> **PROBLEM**: Count how many lines in the material below hold the word "обилие"; the reply is that number alone.

> **GIVEN ENTRIES**:
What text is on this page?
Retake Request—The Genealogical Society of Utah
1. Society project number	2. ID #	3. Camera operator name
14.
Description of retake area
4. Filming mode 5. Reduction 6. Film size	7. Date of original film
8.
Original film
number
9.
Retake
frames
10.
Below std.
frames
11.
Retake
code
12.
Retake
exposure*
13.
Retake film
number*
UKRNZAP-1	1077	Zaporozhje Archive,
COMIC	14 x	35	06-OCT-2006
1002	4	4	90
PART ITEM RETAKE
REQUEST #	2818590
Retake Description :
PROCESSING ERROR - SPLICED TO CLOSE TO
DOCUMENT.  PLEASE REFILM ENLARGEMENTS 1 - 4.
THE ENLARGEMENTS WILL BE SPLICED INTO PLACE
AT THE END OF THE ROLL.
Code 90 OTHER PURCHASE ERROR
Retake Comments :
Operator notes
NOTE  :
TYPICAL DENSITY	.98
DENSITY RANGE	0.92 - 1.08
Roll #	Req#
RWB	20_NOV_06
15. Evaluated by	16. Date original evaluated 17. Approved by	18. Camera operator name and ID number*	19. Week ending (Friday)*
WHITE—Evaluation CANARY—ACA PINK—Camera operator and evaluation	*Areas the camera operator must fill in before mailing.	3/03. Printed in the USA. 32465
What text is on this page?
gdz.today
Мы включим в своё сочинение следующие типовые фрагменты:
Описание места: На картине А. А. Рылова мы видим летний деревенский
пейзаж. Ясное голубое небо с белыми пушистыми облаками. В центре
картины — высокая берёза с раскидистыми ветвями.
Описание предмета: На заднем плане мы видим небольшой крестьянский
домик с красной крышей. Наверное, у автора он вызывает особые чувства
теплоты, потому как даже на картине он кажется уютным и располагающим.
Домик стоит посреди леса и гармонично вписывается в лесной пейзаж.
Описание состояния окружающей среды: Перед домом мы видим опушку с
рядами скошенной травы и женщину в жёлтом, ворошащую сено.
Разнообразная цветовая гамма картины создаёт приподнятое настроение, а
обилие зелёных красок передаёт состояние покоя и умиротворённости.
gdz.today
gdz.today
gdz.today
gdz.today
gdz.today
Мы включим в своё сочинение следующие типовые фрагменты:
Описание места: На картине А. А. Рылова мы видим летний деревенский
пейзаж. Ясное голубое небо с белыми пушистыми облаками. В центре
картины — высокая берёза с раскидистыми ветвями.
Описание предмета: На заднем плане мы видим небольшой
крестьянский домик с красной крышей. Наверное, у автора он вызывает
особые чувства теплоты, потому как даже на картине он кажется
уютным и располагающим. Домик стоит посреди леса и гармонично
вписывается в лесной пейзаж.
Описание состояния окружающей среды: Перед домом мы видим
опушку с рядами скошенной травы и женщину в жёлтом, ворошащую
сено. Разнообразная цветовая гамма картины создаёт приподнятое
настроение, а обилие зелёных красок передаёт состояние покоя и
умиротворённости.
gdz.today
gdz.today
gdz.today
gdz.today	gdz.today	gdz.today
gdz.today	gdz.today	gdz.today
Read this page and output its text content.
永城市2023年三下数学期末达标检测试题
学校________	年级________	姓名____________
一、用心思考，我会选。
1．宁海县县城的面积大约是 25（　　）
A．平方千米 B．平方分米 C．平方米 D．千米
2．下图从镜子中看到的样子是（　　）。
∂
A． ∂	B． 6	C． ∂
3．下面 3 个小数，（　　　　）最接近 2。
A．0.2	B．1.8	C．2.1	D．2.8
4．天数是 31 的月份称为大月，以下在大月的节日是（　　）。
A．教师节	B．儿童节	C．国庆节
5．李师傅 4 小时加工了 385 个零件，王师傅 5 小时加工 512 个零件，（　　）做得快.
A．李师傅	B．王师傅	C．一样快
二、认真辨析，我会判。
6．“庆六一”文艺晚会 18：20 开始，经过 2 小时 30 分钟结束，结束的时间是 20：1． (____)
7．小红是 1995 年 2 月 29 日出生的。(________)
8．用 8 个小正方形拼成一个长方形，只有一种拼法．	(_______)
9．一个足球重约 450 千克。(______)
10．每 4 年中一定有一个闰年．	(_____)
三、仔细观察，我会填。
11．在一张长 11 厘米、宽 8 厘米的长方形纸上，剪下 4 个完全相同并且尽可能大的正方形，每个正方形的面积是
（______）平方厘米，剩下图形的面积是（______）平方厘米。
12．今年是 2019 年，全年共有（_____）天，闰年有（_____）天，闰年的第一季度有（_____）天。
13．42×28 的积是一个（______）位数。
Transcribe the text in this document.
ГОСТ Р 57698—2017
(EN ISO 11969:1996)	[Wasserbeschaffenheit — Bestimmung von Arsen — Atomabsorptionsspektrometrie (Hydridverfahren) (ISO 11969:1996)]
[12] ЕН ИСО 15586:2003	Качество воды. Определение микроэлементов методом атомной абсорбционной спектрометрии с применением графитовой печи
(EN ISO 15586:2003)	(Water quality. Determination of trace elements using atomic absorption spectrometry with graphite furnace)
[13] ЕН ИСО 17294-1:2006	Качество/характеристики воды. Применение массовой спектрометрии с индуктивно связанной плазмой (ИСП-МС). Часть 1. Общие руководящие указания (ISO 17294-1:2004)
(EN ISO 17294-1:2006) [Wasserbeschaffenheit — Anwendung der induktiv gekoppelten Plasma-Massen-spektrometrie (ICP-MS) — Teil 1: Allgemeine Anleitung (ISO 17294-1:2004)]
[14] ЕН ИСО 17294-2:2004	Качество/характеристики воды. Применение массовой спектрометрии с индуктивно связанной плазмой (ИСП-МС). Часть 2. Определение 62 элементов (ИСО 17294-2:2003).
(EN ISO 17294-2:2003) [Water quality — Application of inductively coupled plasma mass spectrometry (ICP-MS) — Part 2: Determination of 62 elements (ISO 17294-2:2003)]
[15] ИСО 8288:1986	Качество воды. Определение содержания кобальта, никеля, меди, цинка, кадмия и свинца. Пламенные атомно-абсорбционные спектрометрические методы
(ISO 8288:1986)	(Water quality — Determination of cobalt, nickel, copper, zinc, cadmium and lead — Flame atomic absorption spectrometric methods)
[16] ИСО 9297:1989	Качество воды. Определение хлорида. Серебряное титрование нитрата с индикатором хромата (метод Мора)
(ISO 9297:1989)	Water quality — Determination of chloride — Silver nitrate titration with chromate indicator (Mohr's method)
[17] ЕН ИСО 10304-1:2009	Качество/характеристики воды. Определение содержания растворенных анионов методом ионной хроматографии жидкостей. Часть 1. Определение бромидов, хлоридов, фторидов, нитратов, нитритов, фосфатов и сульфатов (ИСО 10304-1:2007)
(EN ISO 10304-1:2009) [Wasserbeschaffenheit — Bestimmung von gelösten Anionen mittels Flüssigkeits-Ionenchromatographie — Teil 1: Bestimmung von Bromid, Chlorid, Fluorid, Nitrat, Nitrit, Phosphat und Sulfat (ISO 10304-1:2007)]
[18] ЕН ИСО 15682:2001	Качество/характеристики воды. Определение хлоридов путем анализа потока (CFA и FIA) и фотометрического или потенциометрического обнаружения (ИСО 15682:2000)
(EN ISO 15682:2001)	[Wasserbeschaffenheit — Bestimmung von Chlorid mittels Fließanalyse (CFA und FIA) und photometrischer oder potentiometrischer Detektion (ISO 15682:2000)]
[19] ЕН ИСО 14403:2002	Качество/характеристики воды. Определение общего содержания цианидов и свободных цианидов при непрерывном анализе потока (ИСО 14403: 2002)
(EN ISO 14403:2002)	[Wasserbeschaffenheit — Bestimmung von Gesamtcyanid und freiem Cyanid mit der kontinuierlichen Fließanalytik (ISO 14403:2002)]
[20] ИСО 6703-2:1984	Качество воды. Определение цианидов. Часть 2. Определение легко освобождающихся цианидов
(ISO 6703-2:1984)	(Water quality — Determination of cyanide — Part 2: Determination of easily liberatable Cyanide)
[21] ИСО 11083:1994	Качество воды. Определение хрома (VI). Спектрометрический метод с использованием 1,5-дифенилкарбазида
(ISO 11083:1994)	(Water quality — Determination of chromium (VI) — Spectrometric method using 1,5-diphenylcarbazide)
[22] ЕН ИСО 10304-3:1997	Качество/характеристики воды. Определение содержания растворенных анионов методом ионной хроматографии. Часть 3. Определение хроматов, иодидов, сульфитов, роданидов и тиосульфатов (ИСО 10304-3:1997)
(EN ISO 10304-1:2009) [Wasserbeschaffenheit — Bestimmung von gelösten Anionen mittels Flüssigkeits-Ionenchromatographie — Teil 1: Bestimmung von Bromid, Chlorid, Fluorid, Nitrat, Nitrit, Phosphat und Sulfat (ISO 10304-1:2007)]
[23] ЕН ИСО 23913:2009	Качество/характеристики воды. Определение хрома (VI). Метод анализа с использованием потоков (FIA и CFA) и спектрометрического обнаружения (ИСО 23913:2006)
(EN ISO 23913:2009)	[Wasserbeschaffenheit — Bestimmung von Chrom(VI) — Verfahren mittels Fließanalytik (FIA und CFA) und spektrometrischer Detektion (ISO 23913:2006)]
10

> **SOLUTION TO THIS TASK**: 2